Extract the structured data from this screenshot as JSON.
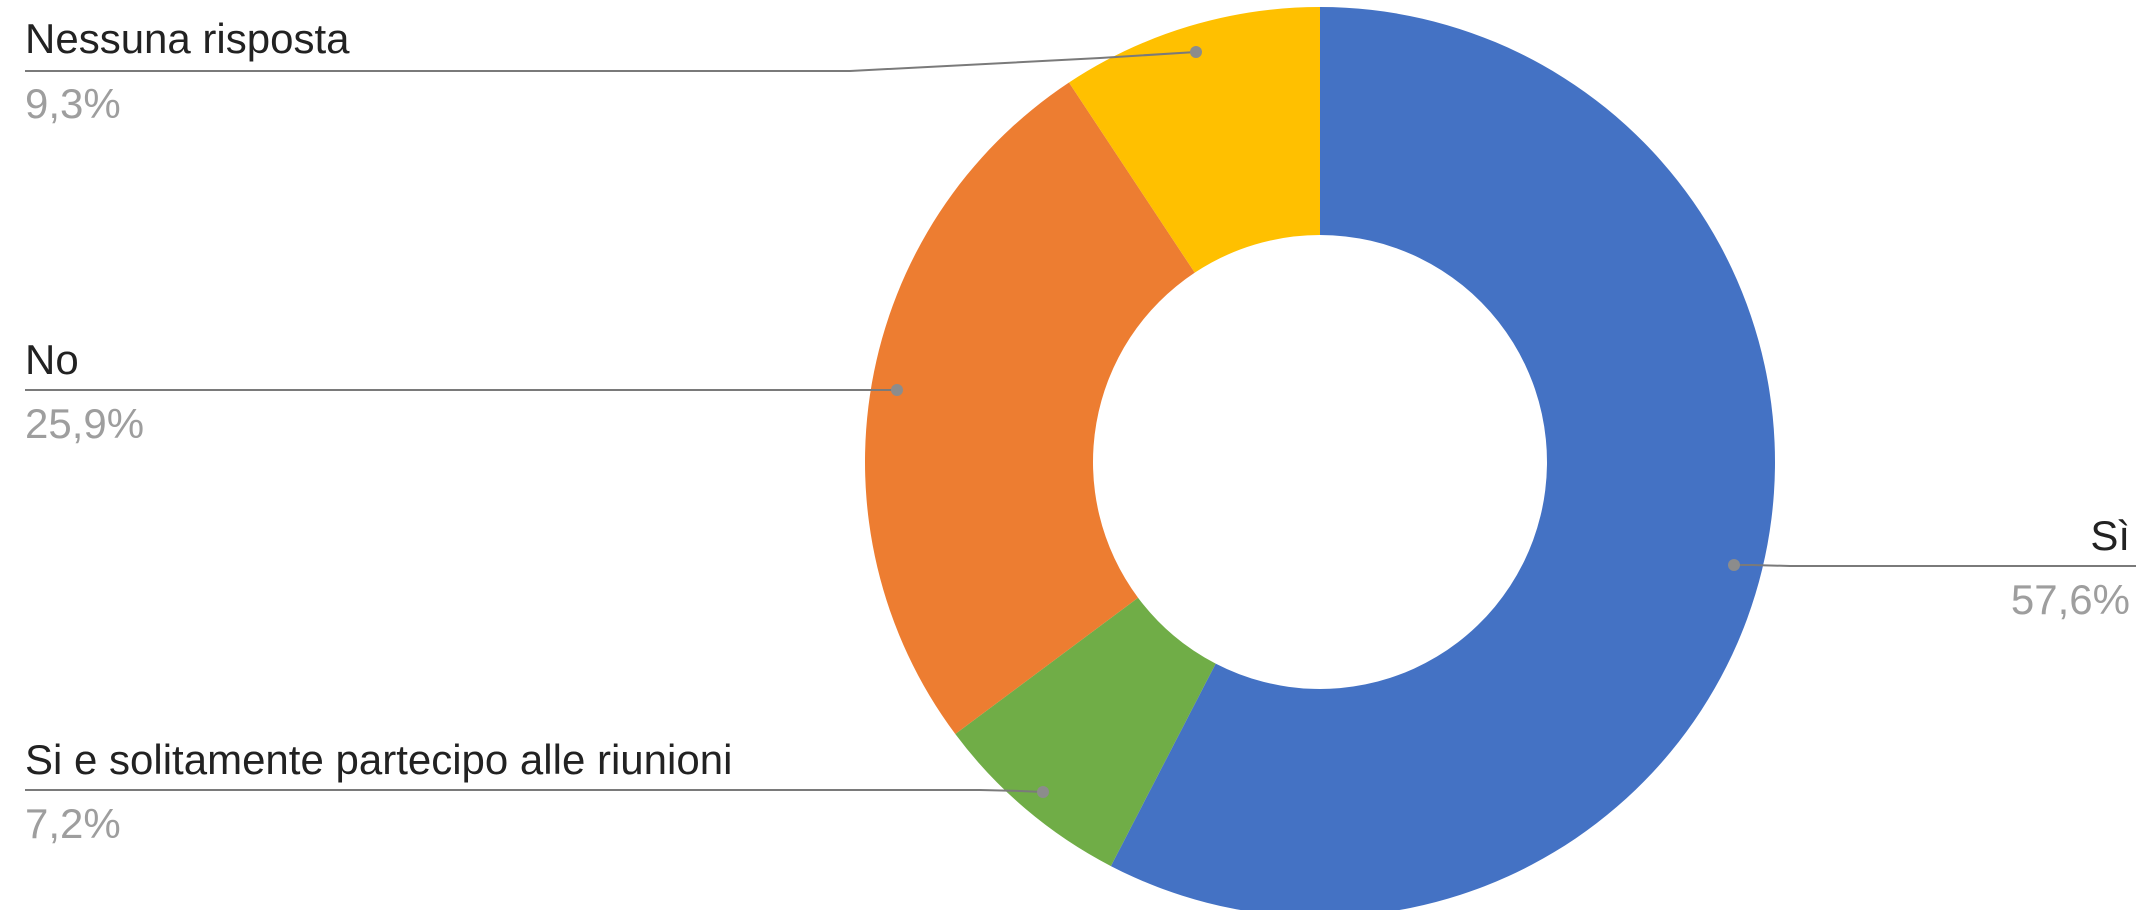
{
  "chart_data": {
    "type": "pie",
    "donut": true,
    "title": "",
    "slices": [
      {
        "label": "Sì",
        "value": 57.6,
        "value_label": "57,6%",
        "color": "#4472C4"
      },
      {
        "label": "Si e solitamente partecipo alle riunioni",
        "value": 7.2,
        "value_label": "7,2%",
        "color": "#70AD47"
      },
      {
        "label": "No",
        "value": 25.9,
        "value_label": "25,9%",
        "color": "#ED7D31"
      },
      {
        "label": "Nessuna risposta",
        "value": 9.3,
        "value_label": "9,3%",
        "color": "#FFC000"
      }
    ],
    "legend": "none",
    "labels": "outside-with-leader-lines"
  }
}
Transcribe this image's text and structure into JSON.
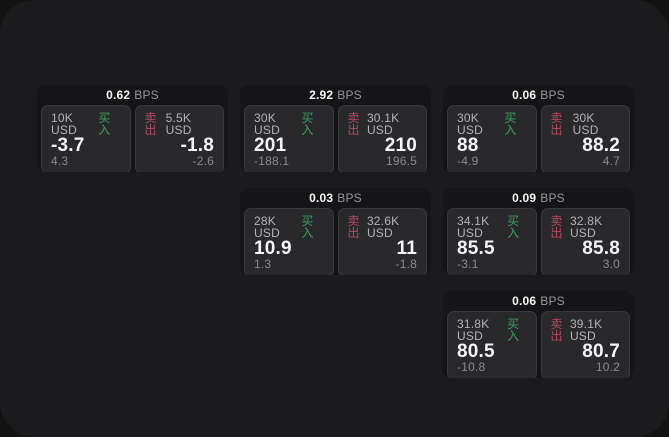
{
  "labels": {
    "bps": "BPS",
    "buy": "买入",
    "sell": "卖出"
  },
  "colors": {
    "page_bg": "#1b1b1d",
    "outer_bg": "#121213",
    "card_bg": "#151517",
    "pane_bg": "#29292c",
    "buy_green": "#3fa061",
    "sell_red": "#b34b60"
  },
  "cards": [
    {
      "bps": "0.62",
      "buy": {
        "size": "10K USD",
        "value": "-3.7",
        "delta": "4.3"
      },
      "sell": {
        "size": "5.5K USD",
        "value": "-1.8",
        "delta": "-2.6"
      }
    },
    {
      "bps": "2.92",
      "buy": {
        "size": "30K USD",
        "value": "201",
        "delta": "-188.1"
      },
      "sell": {
        "size": "30.1K USD",
        "value": "210",
        "delta": "196.5"
      }
    },
    {
      "bps": "0.06",
      "buy": {
        "size": "30K USD",
        "value": "88",
        "delta": "-4.9"
      },
      "sell": {
        "size": "30K USD",
        "value": "88.2",
        "delta": "4.7"
      }
    },
    {
      "bps": "0.03",
      "buy": {
        "size": "28K USD",
        "value": "10.9",
        "delta": "1.3"
      },
      "sell": {
        "size": "32.6K USD",
        "value": "11",
        "delta": "-1.8"
      }
    },
    {
      "bps": "0.09",
      "buy": {
        "size": "34.1K USD",
        "value": "85.5",
        "delta": "-3.1"
      },
      "sell": {
        "size": "32.8K USD",
        "value": "85.8",
        "delta": "3.0"
      }
    },
    {
      "bps": "0.06",
      "buy": {
        "size": "31.8K USD",
        "value": "80.5",
        "delta": "-10.8"
      },
      "sell": {
        "size": "39.1K USD",
        "value": "80.7",
        "delta": "10.2"
      }
    }
  ]
}
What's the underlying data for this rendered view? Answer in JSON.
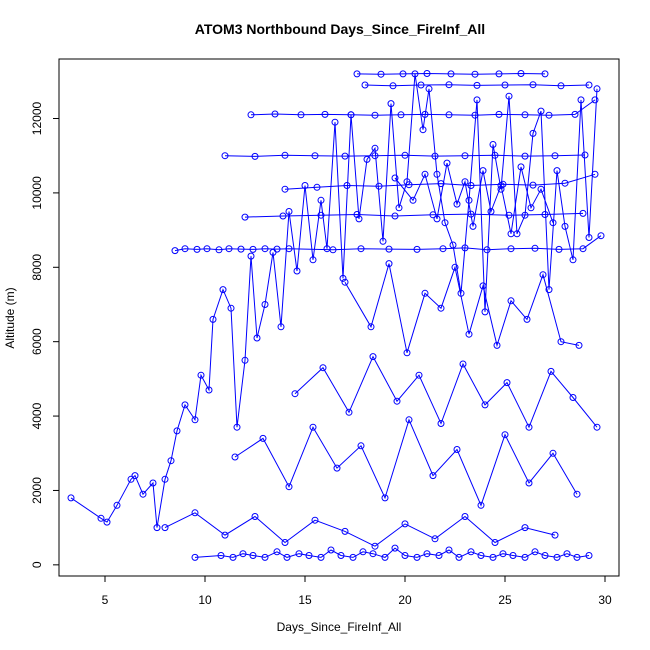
{
  "chart_data": {
    "type": "line",
    "title": "ATOM3 Northbound Days_Since_FireInf_All",
    "xlabel": "Days_Since_FireInf_All",
    "ylabel": "Altitude (m)",
    "xlim": [
      2.7,
      30.7
    ],
    "ylim": [
      -300,
      13600
    ],
    "xticks": [
      5,
      10,
      15,
      20,
      25,
      30
    ],
    "yticks": [
      0,
      2000,
      4000,
      6000,
      8000,
      10000,
      12000
    ],
    "x_tick_labels": [
      "5",
      "10",
      "15",
      "20",
      "25",
      "30"
    ],
    "y_tick_labels": [
      "0",
      "2000",
      "4000",
      "6000",
      "8000",
      "10000",
      "12000"
    ],
    "grid": false,
    "legend": "none",
    "marker": "open-circle",
    "line_color": "#0000ff",
    "series": [
      {
        "x": [
          3.3,
          4.8,
          5.1,
          5.6,
          6.3,
          6.5,
          6.9,
          7.4,
          7.6,
          8.0,
          8.3,
          8.6,
          9.0,
          9.5,
          9.8,
          10.2,
          10.4,
          10.9,
          11.3,
          11.6,
          12.0,
          12.3,
          12.6,
          13.0,
          13.4,
          13.8,
          14.2,
          14.6,
          15.0,
          15.4,
          15.8,
          16.1,
          16.5,
          16.9,
          17.3,
          17.7,
          18.1,
          18.5,
          18.9,
          19.3,
          19.7,
          20.1,
          20.5,
          20.9,
          21.2,
          21.6,
          22.0,
          22.4,
          22.8,
          23.2,
          23.6,
          24.0,
          24.4,
          24.8,
          25.2,
          25.6,
          26.0,
          26.4,
          26.8,
          27.2,
          27.6,
          28.0,
          28.4,
          28.8,
          29.2,
          29.6
        ],
        "y": [
          1800,
          1250,
          1150,
          1600,
          2300,
          2400,
          1900,
          2200,
          1000,
          2300,
          2800,
          3600,
          4300,
          3900,
          5100,
          4700,
          6600,
          7400,
          6900,
          3700,
          5500,
          8300,
          6100,
          7000,
          8400,
          6400,
          9500,
          7900,
          10200,
          8200,
          9800,
          8500,
          11900,
          7700,
          12100,
          9300,
          10900,
          11200,
          8700,
          12400,
          9600,
          10300,
          13200,
          11700,
          12800,
          10500,
          9200,
          8600,
          7300,
          9800,
          12500,
          6800,
          11300,
          10100,
          12600,
          8900,
          9400,
          11600,
          12200,
          7400,
          10600,
          9100,
          8200,
          12500,
          8800,
          12800
        ]
      },
      {
        "x": [
          9.5,
          10.8,
          11.4,
          11.9,
          12.4,
          13.0,
          13.6,
          14.1,
          14.7,
          15.2,
          15.8,
          16.3,
          16.8,
          17.4,
          17.9,
          18.4,
          19.0,
          19.5,
          20.0,
          20.6,
          21.1,
          21.7,
          22.2,
          22.7,
          23.3,
          23.8,
          24.4,
          24.9,
          25.4,
          26.0,
          26.5,
          27.0,
          27.6,
          28.1,
          28.6,
          29.2
        ],
        "y": [
          200,
          250,
          200,
          300,
          250,
          200,
          350,
          200,
          300,
          250,
          200,
          400,
          250,
          200,
          350,
          300,
          200,
          450,
          250,
          200,
          300,
          250,
          400,
          200,
          350,
          250,
          200,
          300,
          250,
          200,
          350,
          250,
          200,
          300,
          200,
          250
        ]
      },
      {
        "x": [
          8.5,
          9.0,
          9.6,
          10.1,
          10.7,
          11.2,
          11.8,
          12.4,
          13.0,
          13.6,
          14.2,
          16.4,
          17.8,
          19.2,
          20.6,
          21.9,
          23.0,
          24.1,
          25.3,
          26.5,
          27.7,
          28.9,
          29.8
        ],
        "y": [
          8450,
          8500,
          8480,
          8500,
          8470,
          8500,
          8490,
          8480,
          8500,
          8490,
          8500,
          8470,
          8500,
          8490,
          8480,
          8500,
          8520,
          8470,
          8500,
          8510,
          8480,
          8500,
          8850
        ]
      },
      {
        "x": [
          17.6,
          18.8,
          19.9,
          21.1,
          22.3,
          23.5,
          24.7,
          25.8,
          27.0
        ],
        "y": [
          13200,
          13190,
          13200,
          13210,
          13200,
          13190,
          13200,
          13210,
          13200
        ]
      },
      {
        "x": [
          12.3,
          13.5,
          14.8,
          16.0,
          17.3,
          18.5,
          19.8,
          21.0,
          22.2,
          23.5,
          24.7,
          26.0,
          27.2,
          28.5,
          29.5
        ],
        "y": [
          12100,
          12120,
          12100,
          12110,
          12100,
          12090,
          12100,
          12110,
          12100,
          12090,
          12110,
          12100,
          12090,
          12110,
          12500
        ]
      },
      {
        "x": [
          11.0,
          12.5,
          14.0,
          15.5,
          17.0,
          18.5,
          20.0,
          21.5,
          23.0,
          24.5,
          26.0,
          27.5,
          29.0
        ],
        "y": [
          11000,
          10980,
          11010,
          11000,
          10990,
          11000,
          11010,
          10990,
          11000,
          11010,
          10990,
          11000,
          11020
        ]
      },
      {
        "x": [
          14.0,
          15.6,
          17.1,
          18.7,
          20.2,
          21.8,
          23.3,
          24.9,
          26.4,
          28.0,
          29.5
        ],
        "y": [
          10100,
          10150,
          10200,
          10180,
          10220,
          10250,
          10200,
          10230,
          10210,
          10260,
          10500
        ]
      },
      {
        "x": [
          12.0,
          13.9,
          15.8,
          17.6,
          19.5,
          21.4,
          23.3,
          25.2,
          27.0,
          28.9
        ],
        "y": [
          9350,
          9380,
          9400,
          9420,
          9380,
          9410,
          9430,
          9400,
          9420,
          9450
        ]
      },
      {
        "x": [
          18.0,
          19.4,
          20.8,
          22.2,
          23.6,
          25.0,
          26.4,
          27.8,
          29.2
        ],
        "y": [
          12900,
          12880,
          12900,
          12910,
          12890,
          12900,
          12910,
          12880,
          12900
        ]
      },
      {
        "x": [
          19.5,
          20.4,
          21.0,
          21.6,
          22.1,
          22.6,
          23.0,
          23.4,
          23.9,
          24.3,
          24.8,
          25.3,
          25.8,
          26.3,
          26.8,
          27.4
        ],
        "y": [
          10400,
          9800,
          10500,
          9300,
          10800,
          9700,
          10300,
          9100,
          10600,
          9500,
          10200,
          8900,
          10700,
          9600,
          10100,
          9200
        ]
      },
      {
        "x": [
          17.0,
          18.3,
          19.2,
          20.1,
          21.0,
          21.8,
          22.5,
          23.2,
          23.9,
          24.6,
          25.3,
          26.1,
          26.9,
          27.8,
          28.7
        ],
        "y": [
          7600,
          6400,
          8100,
          5700,
          7300,
          6900,
          8000,
          6200,
          7500,
          5900,
          7100,
          6600,
          7800,
          6000,
          5900
        ]
      },
      {
        "x": [
          11.5,
          12.9,
          14.2,
          15.4,
          16.6,
          17.8,
          19.0,
          20.2,
          21.4,
          22.6,
          23.8,
          25.0,
          26.2,
          27.4,
          28.6
        ],
        "y": [
          2900,
          3400,
          2100,
          3700,
          2600,
          3200,
          1800,
          3900,
          2400,
          3100,
          1600,
          3500,
          2200,
          3000,
          1900
        ]
      },
      {
        "x": [
          8.0,
          9.5,
          11.0,
          12.5,
          14.0,
          15.5,
          17.0,
          18.5,
          20.0,
          21.5,
          23.0,
          24.5,
          26.0,
          27.5
        ],
        "y": [
          1000,
          1400,
          800,
          1300,
          600,
          1200,
          900,
          500,
          1100,
          700,
          1300,
          600,
          1000,
          800
        ]
      },
      {
        "x": [
          14.5,
          15.9,
          17.2,
          18.4,
          19.6,
          20.7,
          21.8,
          22.9,
          24.0,
          25.1,
          26.2,
          27.3,
          28.4,
          29.6
        ],
        "y": [
          4600,
          5300,
          4100,
          5600,
          4400,
          5100,
          3800,
          5400,
          4300,
          4900,
          3700,
          5200,
          4500,
          3700
        ]
      }
    ]
  }
}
——————————
• **What you should do**
In the entries above, some lines may contain the string "JSON"; report how many, without additional comment.

• **Completed task**
3